Your objective — Output every line of the data exactly as it appears.

>> BEGIN Supplied material

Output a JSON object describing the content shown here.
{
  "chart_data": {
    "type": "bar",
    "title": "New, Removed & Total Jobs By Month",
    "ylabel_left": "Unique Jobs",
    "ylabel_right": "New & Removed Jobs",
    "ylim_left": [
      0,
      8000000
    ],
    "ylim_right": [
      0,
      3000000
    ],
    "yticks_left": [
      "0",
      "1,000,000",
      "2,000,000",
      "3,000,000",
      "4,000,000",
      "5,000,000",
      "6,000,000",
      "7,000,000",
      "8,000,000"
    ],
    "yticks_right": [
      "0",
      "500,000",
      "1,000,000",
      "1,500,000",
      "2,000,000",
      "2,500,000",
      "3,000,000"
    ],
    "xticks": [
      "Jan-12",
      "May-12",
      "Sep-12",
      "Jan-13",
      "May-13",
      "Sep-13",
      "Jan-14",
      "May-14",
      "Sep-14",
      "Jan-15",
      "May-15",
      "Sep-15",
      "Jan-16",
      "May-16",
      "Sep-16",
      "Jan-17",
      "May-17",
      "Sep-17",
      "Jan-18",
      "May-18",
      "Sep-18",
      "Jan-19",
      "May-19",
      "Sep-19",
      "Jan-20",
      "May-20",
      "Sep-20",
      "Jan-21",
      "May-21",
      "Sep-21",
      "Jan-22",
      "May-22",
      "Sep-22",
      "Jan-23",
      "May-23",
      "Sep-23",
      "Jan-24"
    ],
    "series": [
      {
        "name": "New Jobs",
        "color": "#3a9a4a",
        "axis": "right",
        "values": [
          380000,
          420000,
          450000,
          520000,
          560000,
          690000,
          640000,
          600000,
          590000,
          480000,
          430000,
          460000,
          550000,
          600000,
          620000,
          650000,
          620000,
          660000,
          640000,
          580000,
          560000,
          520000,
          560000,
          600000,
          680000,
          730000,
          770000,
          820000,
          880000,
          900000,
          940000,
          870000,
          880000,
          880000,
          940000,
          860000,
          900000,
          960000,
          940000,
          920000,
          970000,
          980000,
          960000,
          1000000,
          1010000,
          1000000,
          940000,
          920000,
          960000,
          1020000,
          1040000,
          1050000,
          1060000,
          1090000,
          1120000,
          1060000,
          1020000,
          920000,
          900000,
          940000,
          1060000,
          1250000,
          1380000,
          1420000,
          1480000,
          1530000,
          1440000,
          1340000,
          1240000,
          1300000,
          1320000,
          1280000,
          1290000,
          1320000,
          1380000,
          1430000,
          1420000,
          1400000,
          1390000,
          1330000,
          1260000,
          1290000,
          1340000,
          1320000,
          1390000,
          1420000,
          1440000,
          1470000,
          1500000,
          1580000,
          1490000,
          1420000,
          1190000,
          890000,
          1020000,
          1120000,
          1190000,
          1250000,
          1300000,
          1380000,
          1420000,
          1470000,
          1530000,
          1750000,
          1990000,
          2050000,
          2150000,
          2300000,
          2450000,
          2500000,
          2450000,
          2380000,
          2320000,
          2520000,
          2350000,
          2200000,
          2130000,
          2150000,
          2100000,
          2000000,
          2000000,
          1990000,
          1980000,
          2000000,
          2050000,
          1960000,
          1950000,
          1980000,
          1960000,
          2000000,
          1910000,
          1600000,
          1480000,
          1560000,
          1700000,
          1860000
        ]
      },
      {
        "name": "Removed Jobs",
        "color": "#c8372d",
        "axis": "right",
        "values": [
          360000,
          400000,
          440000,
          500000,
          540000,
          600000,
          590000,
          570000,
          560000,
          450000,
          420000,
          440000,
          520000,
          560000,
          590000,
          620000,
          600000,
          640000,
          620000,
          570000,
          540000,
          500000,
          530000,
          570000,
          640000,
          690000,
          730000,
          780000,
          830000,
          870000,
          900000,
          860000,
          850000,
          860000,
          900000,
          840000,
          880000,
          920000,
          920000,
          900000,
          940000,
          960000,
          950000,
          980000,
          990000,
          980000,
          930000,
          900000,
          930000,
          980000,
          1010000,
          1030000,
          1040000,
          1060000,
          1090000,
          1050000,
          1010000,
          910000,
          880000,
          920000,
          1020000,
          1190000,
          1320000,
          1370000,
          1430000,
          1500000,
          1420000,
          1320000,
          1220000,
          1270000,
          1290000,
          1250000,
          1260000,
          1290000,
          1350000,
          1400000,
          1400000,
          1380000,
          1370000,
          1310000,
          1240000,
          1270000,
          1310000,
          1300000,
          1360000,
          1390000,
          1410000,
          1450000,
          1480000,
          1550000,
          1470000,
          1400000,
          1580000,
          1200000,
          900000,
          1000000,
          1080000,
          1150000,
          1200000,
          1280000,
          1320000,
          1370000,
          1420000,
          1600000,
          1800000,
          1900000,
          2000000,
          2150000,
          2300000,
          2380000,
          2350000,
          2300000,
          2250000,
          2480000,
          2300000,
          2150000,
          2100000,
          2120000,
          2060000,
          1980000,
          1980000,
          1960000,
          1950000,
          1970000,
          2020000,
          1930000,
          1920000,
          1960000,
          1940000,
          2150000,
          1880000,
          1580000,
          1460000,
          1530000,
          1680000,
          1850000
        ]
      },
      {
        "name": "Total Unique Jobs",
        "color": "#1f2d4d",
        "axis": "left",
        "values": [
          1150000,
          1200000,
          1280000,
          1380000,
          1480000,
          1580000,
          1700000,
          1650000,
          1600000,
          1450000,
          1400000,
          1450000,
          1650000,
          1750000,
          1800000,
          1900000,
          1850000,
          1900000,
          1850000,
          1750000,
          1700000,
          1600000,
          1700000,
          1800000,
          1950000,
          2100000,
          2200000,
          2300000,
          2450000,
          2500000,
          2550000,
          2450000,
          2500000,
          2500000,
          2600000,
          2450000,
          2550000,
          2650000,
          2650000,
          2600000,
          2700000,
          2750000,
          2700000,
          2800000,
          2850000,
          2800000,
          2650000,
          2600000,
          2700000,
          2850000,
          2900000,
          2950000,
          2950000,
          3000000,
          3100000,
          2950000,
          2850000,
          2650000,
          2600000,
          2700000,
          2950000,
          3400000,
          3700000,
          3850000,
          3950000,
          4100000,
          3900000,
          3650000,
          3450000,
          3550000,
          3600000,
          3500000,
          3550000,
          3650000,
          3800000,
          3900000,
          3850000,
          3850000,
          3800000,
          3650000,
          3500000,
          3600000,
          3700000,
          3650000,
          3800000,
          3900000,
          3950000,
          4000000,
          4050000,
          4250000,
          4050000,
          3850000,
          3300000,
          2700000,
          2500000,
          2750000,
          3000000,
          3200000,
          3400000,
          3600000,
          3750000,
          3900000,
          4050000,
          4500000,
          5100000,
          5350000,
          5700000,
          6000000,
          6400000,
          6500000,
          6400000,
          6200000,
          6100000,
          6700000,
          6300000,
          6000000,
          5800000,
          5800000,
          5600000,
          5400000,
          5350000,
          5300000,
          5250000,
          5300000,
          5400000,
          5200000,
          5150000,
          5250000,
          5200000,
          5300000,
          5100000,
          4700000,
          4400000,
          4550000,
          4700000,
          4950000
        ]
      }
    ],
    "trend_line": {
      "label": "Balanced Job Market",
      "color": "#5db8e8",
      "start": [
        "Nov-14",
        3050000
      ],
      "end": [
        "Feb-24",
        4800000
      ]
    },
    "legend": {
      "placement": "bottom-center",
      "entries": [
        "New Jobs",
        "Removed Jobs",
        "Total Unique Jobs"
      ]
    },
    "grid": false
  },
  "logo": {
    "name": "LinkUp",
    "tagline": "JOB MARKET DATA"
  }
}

>> END Supplied material

Full answer —
Output a JSON object describing the content shown here.
{
  "chart_data": {
    "type": "bar",
    "title": "New, Removed & Total Jobs By Month",
    "ylabel_left": "Unique Jobs",
    "ylabel_right": "New & Removed Jobs",
    "ylim_left": [
      0,
      8000000
    ],
    "ylim_right": [
      0,
      3000000
    ],
    "yticks_left": [
      "0",
      "1,000,000",
      "2,000,000",
      "3,000,000",
      "4,000,000",
      "5,000,000",
      "6,000,000",
      "7,000,000",
      "8,000,000"
    ],
    "yticks_right": [
      "0",
      "500,000",
      "1,000,000",
      "1,500,000",
      "2,000,000",
      "2,500,000",
      "3,000,000"
    ],
    "xticks": [
      "Jan-12",
      "May-12",
      "Sep-12",
      "Jan-13",
      "May-13",
      "Sep-13",
      "Jan-14",
      "May-14",
      "Sep-14",
      "Jan-15",
      "May-15",
      "Sep-15",
      "Jan-16",
      "May-16",
      "Sep-16",
      "Jan-17",
      "May-17",
      "Sep-17",
      "Jan-18",
      "May-18",
      "Sep-18",
      "Jan-19",
      "May-19",
      "Sep-19",
      "Jan-20",
      "May-20",
      "Sep-20",
      "Jan-21",
      "May-21",
      "Sep-21",
      "Jan-22",
      "May-22",
      "Sep-22",
      "Jan-23",
      "May-23",
      "Sep-23",
      "Jan-24"
    ],
    "series": [
      {
        "name": "New Jobs",
        "color": "#3a9a4a",
        "axis": "right",
        "values": [
          380000,
          420000,
          450000,
          520000,
          560000,
          690000,
          640000,
          600000,
          590000,
          480000,
          430000,
          460000,
          550000,
          600000,
          620000,
          650000,
          620000,
          660000,
          640000,
          580000,
          560000,
          520000,
          560000,
          600000,
          680000,
          730000,
          770000,
          820000,
          880000,
          900000,
          940000,
          870000,
          880000,
          880000,
          940000,
          860000,
          900000,
          960000,
          940000,
          920000,
          970000,
          980000,
          960000,
          1000000,
          1010000,
          1000000,
          940000,
          920000,
          960000,
          1020000,
          1040000,
          1050000,
          1060000,
          1090000,
          1120000,
          1060000,
          1020000,
          920000,
          900000,
          940000,
          1060000,
          1250000,
          1380000,
          1420000,
          1480000,
          1530000,
          1440000,
          1340000,
          1240000,
          1300000,
          1320000,
          1280000,
          1290000,
          1320000,
          1380000,
          1430000,
          1420000,
          1400000,
          1390000,
          1330000,
          1260000,
          1290000,
          1340000,
          1320000,
          1390000,
          1420000,
          1440000,
          1470000,
          1500000,
          1580000,
          1490000,
          1420000,
          1190000,
          890000,
          1020000,
          1120000,
          1190000,
          1250000,
          1300000,
          1380000,
          1420000,
          1470000,
          1530000,
          1750000,
          1990000,
          2050000,
          2150000,
          2300000,
          2450000,
          2500000,
          2450000,
          2380000,
          2320000,
          2520000,
          2350000,
          2200000,
          2130000,
          2150000,
          2100000,
          2000000,
          2000000,
          1990000,
          1980000,
          2000000,
          2050000,
          1960000,
          1950000,
          1980000,
          1960000,
          2000000,
          1910000,
          1600000,
          1480000,
          1560000,
          1700000,
          1860000
        ]
      },
      {
        "name": "Removed Jobs",
        "color": "#c8372d",
        "axis": "right",
        "values": [
          360000,
          400000,
          440000,
          500000,
          540000,
          600000,
          590000,
          570000,
          560000,
          450000,
          420000,
          440000,
          520000,
          560000,
          590000,
          620000,
          600000,
          640000,
          620000,
          570000,
          540000,
          500000,
          530000,
          570000,
          640000,
          690000,
          730000,
          780000,
          830000,
          870000,
          900000,
          860000,
          850000,
          860000,
          900000,
          840000,
          880000,
          920000,
          920000,
          900000,
          940000,
          960000,
          950000,
          980000,
          990000,
          980000,
          930000,
          900000,
          930000,
          980000,
          1010000,
          1030000,
          1040000,
          1060000,
          1090000,
          1050000,
          1010000,
          910000,
          880000,
          920000,
          1020000,
          1190000,
          1320000,
          1370000,
          1430000,
          1500000,
          1420000,
          1320000,
          1220000,
          1270000,
          1290000,
          1250000,
          1260000,
          1290000,
          1350000,
          1400000,
          1400000,
          1380000,
          1370000,
          1310000,
          1240000,
          1270000,
          1310000,
          1300000,
          1360000,
          1390000,
          1410000,
          1450000,
          1480000,
          1550000,
          1470000,
          1400000,
          1580000,
          1200000,
          900000,
          1000000,
          1080000,
          1150000,
          1200000,
          1280000,
          1320000,
          1370000,
          1420000,
          1600000,
          1800000,
          1900000,
          2000000,
          2150000,
          2300000,
          2380000,
          2350000,
          2300000,
          2250000,
          2480000,
          2300000,
          2150000,
          2100000,
          2120000,
          2060000,
          1980000,
          1980000,
          1960000,
          1950000,
          1970000,
          2020000,
          1930000,
          1920000,
          1960000,
          1940000,
          2150000,
          1880000,
          1580000,
          1460000,
          1530000,
          1680000,
          1850000
        ]
      },
      {
        "name": "Total Unique Jobs",
        "color": "#1f2d4d",
        "axis": "left",
        "values": [
          1150000,
          1200000,
          1280000,
          1380000,
          1480000,
          1580000,
          1700000,
          1650000,
          1600000,
          1450000,
          1400000,
          1450000,
          1650000,
          1750000,
          1800000,
          1900000,
          1850000,
          1900000,
          1850000,
          1750000,
          1700000,
          1600000,
          1700000,
          1800000,
          1950000,
          2100000,
          2200000,
          2300000,
          2450000,
          2500000,
          2550000,
          2450000,
          2500000,
          2500000,
          2600000,
          2450000,
          2550000,
          2650000,
          2650000,
          2600000,
          2700000,
          2750000,
          2700000,
          2800000,
          2850000,
          2800000,
          2650000,
          2600000,
          2700000,
          2850000,
          2900000,
          2950000,
          2950000,
          3000000,
          3100000,
          2950000,
          2850000,
          2650000,
          2600000,
          2700000,
          2950000,
          3400000,
          3700000,
          3850000,
          3950000,
          4100000,
          3900000,
          3650000,
          3450000,
          3550000,
          3600000,
          3500000,
          3550000,
          3650000,
          3800000,
          3900000,
          3850000,
          3850000,
          3800000,
          3650000,
          3500000,
          3600000,
          3700000,
          3650000,
          3800000,
          3900000,
          3950000,
          4000000,
          4050000,
          4250000,
          4050000,
          3850000,
          3300000,
          2700000,
          2500000,
          2750000,
          3000000,
          3200000,
          3400000,
          3600000,
          3750000,
          3900000,
          4050000,
          4500000,
          5100000,
          5350000,
          5700000,
          6000000,
          6400000,
          6500000,
          6400000,
          6200000,
          6100000,
          6700000,
          6300000,
          6000000,
          5800000,
          5800000,
          5600000,
          5400000,
          5350000,
          5300000,
          5250000,
          5300000,
          5400000,
          5200000,
          5150000,
          5250000,
          5200000,
          5300000,
          5100000,
          4700000,
          4400000,
          4550000,
          4700000,
          4950000
        ]
      }
    ],
    "trend_line": {
      "label": "Balanced Job Market",
      "color": "#5db8e8",
      "start": [
        "Nov-14",
        3050000
      ],
      "end": [
        "Feb-24",
        4800000
      ]
    },
    "legend": {
      "placement": "bottom-center",
      "entries": [
        "New Jobs",
        "Removed Jobs",
        "Total Unique Jobs"
      ]
    },
    "grid": false
  },
  "logo": {
    "name": "LinkUp",
    "tagline": "JOB MARKET DATA"
  }
}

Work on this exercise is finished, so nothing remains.